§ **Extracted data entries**

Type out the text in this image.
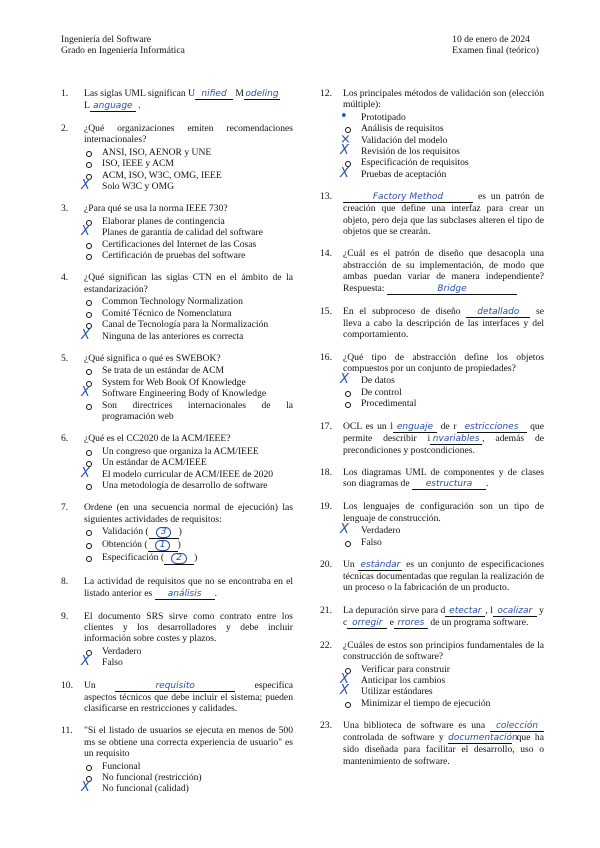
Ingeniería del Software
Grado en Ingeniería Informática
10 de enero de 2024
Examen final (teórico)
1. Las siglas UML significan U nified Modeling
L anguage .
2. ¿Qué organizaciones emiten recomendaciones internacionales?
ANSI, ISO, AENOR y UNE
ISO, IEEE y ACM
ACM, ISO, W3C, OMG, IEEE
X Solo W3C y OMG
3. ¿Para qué se usa la norma IEEE 730?
Elaborar planes de contingencia
X Planes de garantía de calidad del software
Certificaciones del Internet de las Cosas
Certificación de pruebas del software
4. ¿Qué significan las siglas CTN en el ámbito de la estandarización?
Common Technology Normalization
Comité Técnico de Nomenclatura
Canal de Tecnología para la Normalización
X Ninguna de las anteriores es correcta
5. ¿Qué significa o qué es SWEBOK?
Se trata de un estándar de ACM
System for Web Book Of Knowledge
X Software Engineering Body of Knowledge
Son directrices internacionales de la programación web
6. ¿Qué es el CC2020 de la ACM/IEEE?
Un congreso que organiza la ACM/IEEE
Un estándar de ACM/IEEE
X El modelo curricular de ACM/IEEE de 2020
Una metodología de desarrollo de software
7. Ordene (en una secuencia normal de ejecución) las siguientes actividades de requisitos:
Validación ( 3 )
Obtención ( 1 )
Especificación ( 2 )
8. La actividad de requisitos que no se encontraba en el listado anterior es análisis .
9. El documento SRS sirve como contrato entre los clientes y los desarrolladores y debe incluir información sobre costes y plazos.
Verdadero
X Falso
10. Un	requisito	especifica aspectos técnicos que debe incluir el sistema; pueden clasificarse en restricciones y calidades.
11. "Si el listado de usuarios se ejecuta en menos de 500 ms se obtiene una correcta experiencia de usuario" es un requisito
Funcional
No funcional (restricción)
X No funcional (calidad)
12. Los principales métodos de validación son (elección múltiple):
• Prototipado
Análisis de requisitos
× Validación del modelo
X Revisión de los requisitos
Especificación de requisitos
X Pruebas de aceptación
13.	Factory Method	es un patrón de creación que define una interfaz para crear un objeto, pero deja que las subclases alteren el tipo de objetos que se crearán.
14. ¿Cuál es el patrón de diseño que desacopla una abstracción de su implementación, de modo que ambas puedan variar de manera independiente? Respuesta:	Bridge
15. En el subproceso de diseño detallado se lleva a cabo la descripción de las interfaces y del comportamiento.
16. ¿Qué tipo de abstracción define los objetos compuestos por un conjunto de propiedades?
X De datos
De control
Procedimental
17. OCL es un l enguaje de r estricciones que permite describir i nvariables , además de precondiciones y postcondiciones.
18. Los diagramas UML de componentes y de clases son diagramas de estructura .
19. Los lenguajes de configuración son un tipo de lenguaje de construcción.
X Verdadero
Falso
20. Un estándar es un conjunto de especificaciones técnicas documentadas que regulan la realización de un proceso o la fabricación de un producto.
21. La depuración sirve para d etectar , l ocalizar y c orregir e rrores de un programa software.
22. ¿Cuáles de estos son principios fundamentales de la construcción de software?
Verificar para construir
X Anticipar los cambios
X Utilizar estándares
Minimizar el tiempo de ejecución
23. Una biblioteca de software es una colección controlada de software y documentación que ha sido diseñada para facilitar el desarrollo, uso o mantenimiento de software.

§ **Task to complete**
Make an exact copy of every record, pictures excluded.

§ **Right answer**
Type out the text in this image.
Ingeniería del Software
Grado en Ingeniería Informática
10 de enero de 2024
Examen final (teórico)
1. Las siglas UML significan U nified Modeling
L anguage .
2. ¿Qué organizaciones emiten recomendaciones internacionales?
ANSI, ISO, AENOR y UNE
ISO, IEEE y ACM
ACM, ISO, W3C, OMG, IEEE
X Solo W3C y OMG
3. ¿Para qué se usa la norma IEEE 730?
Elaborar planes de contingencia
X Planes de garantía de calidad del software
Certificaciones del Internet de las Cosas
Certificación de pruebas del software
4. ¿Qué significan las siglas CTN en el ámbito de la estandarización?
Common Technology Normalization
Comité Técnico de Nomenclatura
Canal de Tecnología para la Normalización
X Ninguna de las anteriores es correcta
5. ¿Qué significa o qué es SWEBOK?
Se trata de un estándar de ACM
System for Web Book Of Knowledge
X Software Engineering Body of Knowledge
Son directrices internacionales de la programación web
6. ¿Qué es el CC2020 de la ACM/IEEE?
Un congreso que organiza la ACM/IEEE
Un estándar de ACM/IEEE
X El modelo curricular de ACM/IEEE de 2020
Una metodología de desarrollo de software
7. Ordene (en una secuencia normal de ejecución) las siguientes actividades de requisitos:
Validación ( 3 )
Obtención ( 1 )
Especificación ( 2 )
8. La actividad de requisitos que no se encontraba en el listado anterior es análisis .
9. El documento SRS sirve como contrato entre los clientes y los desarrolladores y debe incluir información sobre costes y plazos.
Verdadero
X Falso
10. Un	requisito	especifica aspectos técnicos que debe incluir el sistema; pueden clasificarse en restricciones y calidades.
11. "Si el listado de usuarios se ejecuta en menos de 500 ms se obtiene una correcta experiencia de usuario" es un requisito
Funcional
No funcional (restricción)
X No funcional (calidad)
12. Los principales métodos de validación son (elección múltiple):
• Prototipado
Análisis de requisitos
× Validación del modelo
X Revisión de los requisitos
Especificación de requisitos
X Pruebas de aceptación
13.	Factory Method	es un patrón de creación que define una interfaz para crear un objeto, pero deja que las subclases alteren el tipo de objetos que se crearán.
14. ¿Cuál es el patrón de diseño que desacopla una abstracción de su implementación, de modo que ambas puedan variar de manera independiente? Respuesta:	Bridge
15. En el subproceso de diseño detallado se lleva a cabo la descripción de las interfaces y del comportamiento.
16. ¿Qué tipo de abstracción define los objetos compuestos por un conjunto de propiedades?
X De datos
De control
Procedimental
17. OCL es un l enguaje de r estricciones que permite describir i nvariables , además de precondiciones y postcondiciones.
18. Los diagramas UML de componentes y de clases son diagramas de estructura .
19. Los lenguajes de configuración son un tipo de lenguaje de construcción.
X Verdadero
Falso
20. Un estándar es un conjunto de especificaciones técnicas documentadas que regulan la realización de un proceso o la fabricación de un producto.
21. La depuración sirve para d etectar , l ocalizar y c orregir e rrores de un programa software.
22. ¿Cuáles de estos son principios fundamentales de la construcción de software?
Verificar para construir
X Anticipar los cambios
X Utilizar estándares
Minimizar el tiempo de ejecución
23. Una biblioteca de software es una colección controlada de software y documentación que ha sido diseñada para facilitar el desarrollo, uso o mantenimiento de software.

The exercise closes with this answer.